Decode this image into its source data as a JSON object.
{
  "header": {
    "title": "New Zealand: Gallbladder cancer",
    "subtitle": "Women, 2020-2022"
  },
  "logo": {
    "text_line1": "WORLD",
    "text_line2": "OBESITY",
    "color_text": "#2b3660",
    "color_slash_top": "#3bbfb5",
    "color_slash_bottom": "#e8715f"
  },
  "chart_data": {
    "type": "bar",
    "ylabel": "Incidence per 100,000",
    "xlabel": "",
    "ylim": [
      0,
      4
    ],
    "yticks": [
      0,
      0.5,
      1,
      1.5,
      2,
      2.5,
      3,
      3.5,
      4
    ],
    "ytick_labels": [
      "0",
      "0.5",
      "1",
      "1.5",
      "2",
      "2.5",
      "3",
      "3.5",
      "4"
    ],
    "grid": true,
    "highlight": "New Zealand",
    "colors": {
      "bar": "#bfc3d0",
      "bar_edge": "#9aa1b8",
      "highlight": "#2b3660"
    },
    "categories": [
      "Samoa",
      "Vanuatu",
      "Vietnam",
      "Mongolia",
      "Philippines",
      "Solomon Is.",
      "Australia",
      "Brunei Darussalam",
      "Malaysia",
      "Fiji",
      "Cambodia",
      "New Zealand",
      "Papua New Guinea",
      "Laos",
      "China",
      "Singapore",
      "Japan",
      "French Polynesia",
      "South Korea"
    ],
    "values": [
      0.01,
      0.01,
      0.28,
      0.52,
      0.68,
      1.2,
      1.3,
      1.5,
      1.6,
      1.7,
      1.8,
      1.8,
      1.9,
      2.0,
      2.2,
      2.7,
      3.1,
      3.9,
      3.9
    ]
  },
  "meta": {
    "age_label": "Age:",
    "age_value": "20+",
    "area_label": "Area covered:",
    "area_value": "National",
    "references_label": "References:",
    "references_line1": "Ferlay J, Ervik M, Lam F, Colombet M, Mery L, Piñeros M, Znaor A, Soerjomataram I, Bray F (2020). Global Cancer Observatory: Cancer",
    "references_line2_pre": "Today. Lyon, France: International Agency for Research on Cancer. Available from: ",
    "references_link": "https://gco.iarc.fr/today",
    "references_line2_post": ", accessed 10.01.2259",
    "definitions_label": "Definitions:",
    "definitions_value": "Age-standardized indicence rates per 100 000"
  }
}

[Problem details] Set down every line of the listing above again, exactly as given.

[Response for this exercise]
Decode this image into its source data as a JSON object.
{
  "header": {
    "title": "New Zealand: Gallbladder cancer",
    "subtitle": "Women, 2020-2022"
  },
  "logo": {
    "text_line1": "WORLD",
    "text_line2": "OBESITY",
    "color_text": "#2b3660",
    "color_slash_top": "#3bbfb5",
    "color_slash_bottom": "#e8715f"
  },
  "chart_data": {
    "type": "bar",
    "ylabel": "Incidence per 100,000",
    "xlabel": "",
    "ylim": [
      0,
      4
    ],
    "yticks": [
      0,
      0.5,
      1,
      1.5,
      2,
      2.5,
      3,
      3.5,
      4
    ],
    "ytick_labels": [
      "0",
      "0.5",
      "1",
      "1.5",
      "2",
      "2.5",
      "3",
      "3.5",
      "4"
    ],
    "grid": true,
    "highlight": "New Zealand",
    "colors": {
      "bar": "#bfc3d0",
      "bar_edge": "#9aa1b8",
      "highlight": "#2b3660"
    },
    "categories": [
      "Samoa",
      "Vanuatu",
      "Vietnam",
      "Mongolia",
      "Philippines",
      "Solomon Is.",
      "Australia",
      "Brunei Darussalam",
      "Malaysia",
      "Fiji",
      "Cambodia",
      "New Zealand",
      "Papua New Guinea",
      "Laos",
      "China",
      "Singapore",
      "Japan",
      "French Polynesia",
      "South Korea"
    ],
    "values": [
      0.01,
      0.01,
      0.28,
      0.52,
      0.68,
      1.2,
      1.3,
      1.5,
      1.6,
      1.7,
      1.8,
      1.8,
      1.9,
      2.0,
      2.2,
      2.7,
      3.1,
      3.9,
      3.9
    ]
  },
  "meta": {
    "age_label": "Age:",
    "age_value": "20+",
    "area_label": "Area covered:",
    "area_value": "National",
    "references_label": "References:",
    "references_line1": "Ferlay J, Ervik M, Lam F, Colombet M, Mery L, Piñeros M, Znaor A, Soerjomataram I, Bray F (2020). Global Cancer Observatory: Cancer",
    "references_line2_pre": "Today. Lyon, France: International Agency for Research on Cancer. Available from: ",
    "references_link": "https://gco.iarc.fr/today",
    "references_line2_post": ", accessed 10.01.2259",
    "definitions_label": "Definitions:",
    "definitions_value": "Age-standardized indicence rates per 100 000"
  }
}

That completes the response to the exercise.